Direction:
Give back the whole listing exactly as shown.

Data excerpts:
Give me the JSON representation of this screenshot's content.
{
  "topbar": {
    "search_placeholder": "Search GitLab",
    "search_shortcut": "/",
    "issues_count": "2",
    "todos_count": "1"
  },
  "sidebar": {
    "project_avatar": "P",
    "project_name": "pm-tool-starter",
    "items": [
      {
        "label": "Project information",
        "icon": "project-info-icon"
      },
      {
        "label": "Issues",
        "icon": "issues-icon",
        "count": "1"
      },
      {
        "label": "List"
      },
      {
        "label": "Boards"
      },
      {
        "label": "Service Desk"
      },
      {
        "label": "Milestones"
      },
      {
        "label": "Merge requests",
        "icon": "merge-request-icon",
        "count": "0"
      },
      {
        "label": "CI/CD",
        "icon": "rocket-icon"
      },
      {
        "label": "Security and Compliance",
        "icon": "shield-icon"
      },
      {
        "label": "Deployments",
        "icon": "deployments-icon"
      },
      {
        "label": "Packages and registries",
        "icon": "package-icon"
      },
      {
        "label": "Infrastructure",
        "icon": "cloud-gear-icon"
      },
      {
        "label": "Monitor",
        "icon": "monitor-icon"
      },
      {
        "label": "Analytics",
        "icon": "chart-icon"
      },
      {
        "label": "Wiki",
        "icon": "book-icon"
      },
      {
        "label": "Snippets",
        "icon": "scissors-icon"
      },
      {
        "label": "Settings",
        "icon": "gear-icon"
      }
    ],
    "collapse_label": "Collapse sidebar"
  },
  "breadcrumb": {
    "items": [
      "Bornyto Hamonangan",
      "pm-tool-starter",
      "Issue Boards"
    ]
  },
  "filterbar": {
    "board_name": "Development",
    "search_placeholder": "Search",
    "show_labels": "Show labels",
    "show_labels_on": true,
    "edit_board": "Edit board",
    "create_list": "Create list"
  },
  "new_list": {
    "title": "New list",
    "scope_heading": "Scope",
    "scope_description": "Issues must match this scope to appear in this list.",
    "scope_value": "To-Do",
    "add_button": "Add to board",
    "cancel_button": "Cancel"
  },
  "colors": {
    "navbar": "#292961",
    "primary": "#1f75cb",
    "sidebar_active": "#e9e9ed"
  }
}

Task output:
Give me the JSON representation of this screenshot's content.
{
  "topbar": {
    "search_placeholder": "Search GitLab",
    "search_shortcut": "/",
    "issues_count": "2",
    "todos_count": "1"
  },
  "sidebar": {
    "project_avatar": "P",
    "project_name": "pm-tool-starter",
    "items": [
      {
        "label": "Project information",
        "icon": "project-info-icon"
      },
      {
        "label": "Issues",
        "icon": "issues-icon",
        "count": "1"
      },
      {
        "label": "List"
      },
      {
        "label": "Boards"
      },
      {
        "label": "Service Desk"
      },
      {
        "label": "Milestones"
      },
      {
        "label": "Merge requests",
        "icon": "merge-request-icon",
        "count": "0"
      },
      {
        "label": "CI/CD",
        "icon": "rocket-icon"
      },
      {
        "label": "Security and Compliance",
        "icon": "shield-icon"
      },
      {
        "label": "Deployments",
        "icon": "deployments-icon"
      },
      {
        "label": "Packages and registries",
        "icon": "package-icon"
      },
      {
        "label": "Infrastructure",
        "icon": "cloud-gear-icon"
      },
      {
        "label": "Monitor",
        "icon": "monitor-icon"
      },
      {
        "label": "Analytics",
        "icon": "chart-icon"
      },
      {
        "label": "Wiki",
        "icon": "book-icon"
      },
      {
        "label": "Snippets",
        "icon": "scissors-icon"
      },
      {
        "label": "Settings",
        "icon": "gear-icon"
      }
    ],
    "collapse_label": "Collapse sidebar"
  },
  "breadcrumb": {
    "items": [
      "Bornyto Hamonangan",
      "pm-tool-starter",
      "Issue Boards"
    ]
  },
  "filterbar": {
    "board_name": "Development",
    "search_placeholder": "Search",
    "show_labels": "Show labels",
    "show_labels_on": true,
    "edit_board": "Edit board",
    "create_list": "Create list"
  },
  "new_list": {
    "title": "New list",
    "scope_heading": "Scope",
    "scope_description": "Issues must match this scope to appear in this list.",
    "scope_value": "To-Do",
    "add_button": "Add to board",
    "cancel_button": "Cancel"
  },
  "colors": {
    "navbar": "#292961",
    "primary": "#1f75cb",
    "sidebar_active": "#e9e9ed"
  }
}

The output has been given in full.